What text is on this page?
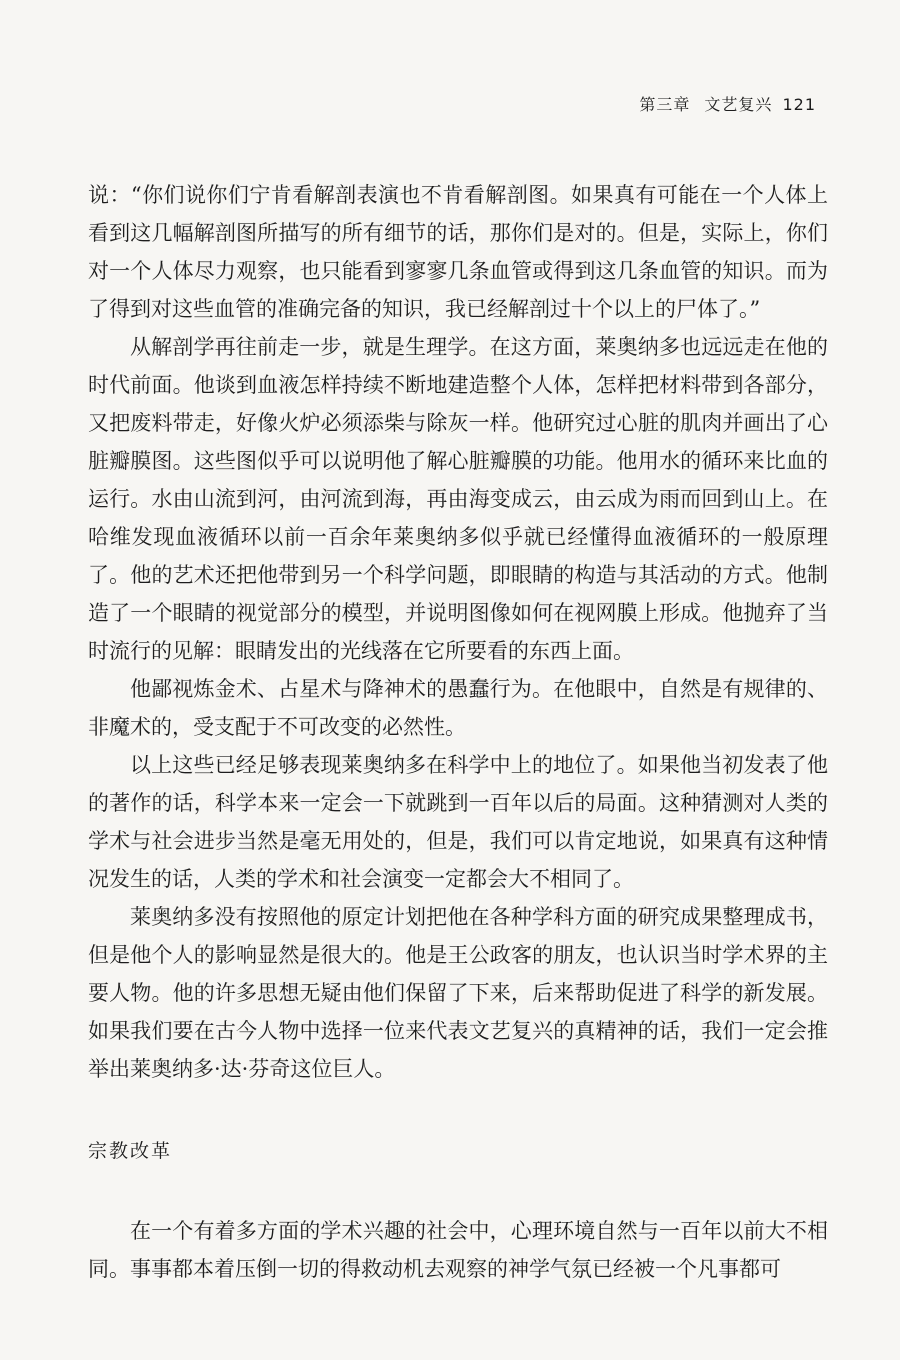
第三章 文艺复兴 121

说：“你们说你们宁肯看解剖表演也不肯看解剖图。如果真有可能在一个人体上看到这几幅解剖图所描写的所有细节的话，那你们是对的。但是，实际上，你们对一个人体尽力观察，也只能看到寥寥几条血管或得到这几条血管的知识。而为了得到对这些血管的准确完备的知识，我已经解剖过十个以上的尸体了。”

从解剖学再往前走一步，就是生理学。在这方面，莱奥纳多也远远走在他的时代前面。他谈到血液怎样持续不断地建造整个人体，怎样把材料带到各部分，又把废料带走，好像火炉必须添柴与除灰一样。他研究过心脏的肌肉并画出了心脏瓣膜图。这些图似乎可以说明他了解心脏瓣膜的功能。他用水的循环来比血的运行。水由山流到河，由河流到海，再由海变成云，由云成为雨而回到山上。在哈维发现血液循环以前一百余年莱奥纳多似乎就已经懂得血液循环的一般原理了。他的艺术还把他带到另一个科学问题，即眼睛的构造与其活动的方式。他制造了一个眼睛的视觉部分的模型，并说明图像如何在视网膜上形成。他抛弃了当时流行的见解：眼睛发出的光线落在它所要看的东西上面。

他鄙视炼金术、占星术与降神术的愚蠢行为。在他眼中，自然是有规律的、非魔术的，受支配于不可改变的必然性。

以上这些已经足够表现莱奥纳多在科学中上的地位了。如果他当初发表了他的著作的话，科学本来一定会一下就跳到一百年以后的局面。这种猜测对人类的学术与社会进步当然是毫无用处的，但是，我们可以肯定地说，如果真有这种情况发生的话，人类的学术和社会演变一定都会大不相同了。

莱奥纳多没有按照他的原定计划把他在各种学科方面的研究成果整理成书，但是他个人的影响显然是很大的。他是王公政客的朋友，也认识当时学术界的主要人物。他的许多思想无疑由他们保留了下来，后来帮助促进了科学的新发展。如果我们要在古今人物中选择一位来代表文艺复兴的真精神的话，我们一定会推举出莱奥纳多·达·芬奇这位巨人。

宗教改革

在一个有着多方面的学术兴趣的社会中，心理环境自然与一百年以前大不相同。事事都本着压倒一切的得救动机去观察的神学气氛已经被一个凡事都可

══════════

# Exercise requirements
Reproduce the full material exactly, excluding the pictures.

# Complete response
What text is on this page?
第三章 文艺复兴 121

说：“你们说你们宁肯看解剖表演也不肯看解剖图。如果真有可能在一个人体上看到这几幅解剖图所描写的所有细节的话，那你们是对的。但是，实际上，你们对一个人体尽力观察，也只能看到寥寥几条血管或得到这几条血管的知识。而为了得到对这些血管的准确完备的知识，我已经解剖过十个以上的尸体了。”

从解剖学再往前走一步，就是生理学。在这方面，莱奥纳多也远远走在他的时代前面。他谈到血液怎样持续不断地建造整个人体，怎样把材料带到各部分，又把废料带走，好像火炉必须添柴与除灰一样。他研究过心脏的肌肉并画出了心脏瓣膜图。这些图似乎可以说明他了解心脏瓣膜的功能。他用水的循环来比血的运行。水由山流到河，由河流到海，再由海变成云，由云成为雨而回到山上。在哈维发现血液循环以前一百余年莱奥纳多似乎就已经懂得血液循环的一般原理了。他的艺术还把他带到另一个科学问题，即眼睛的构造与其活动的方式。他制造了一个眼睛的视觉部分的模型，并说明图像如何在视网膜上形成。他抛弃了当时流行的见解：眼睛发出的光线落在它所要看的东西上面。

他鄙视炼金术、占星术与降神术的愚蠢行为。在他眼中，自然是有规律的、非魔术的，受支配于不可改变的必然性。

以上这些已经足够表现莱奥纳多在科学中上的地位了。如果他当初发表了他的著作的话，科学本来一定会一下就跳到一百年以后的局面。这种猜测对人类的学术与社会进步当然是毫无用处的，但是，我们可以肯定地说，如果真有这种情况发生的话，人类的学术和社会演变一定都会大不相同了。

莱奥纳多没有按照他的原定计划把他在各种学科方面的研究成果整理成书，但是他个人的影响显然是很大的。他是王公政客的朋友，也认识当时学术界的主要人物。他的许多思想无疑由他们保留了下来，后来帮助促进了科学的新发展。如果我们要在古今人物中选择一位来代表文艺复兴的真精神的话，我们一定会推举出莱奥纳多·达·芬奇这位巨人。

宗教改革

在一个有着多方面的学术兴趣的社会中，心理环境自然与一百年以前大不相同。事事都本着压倒一切的得救动机去观察的神学气氛已经被一个凡事都可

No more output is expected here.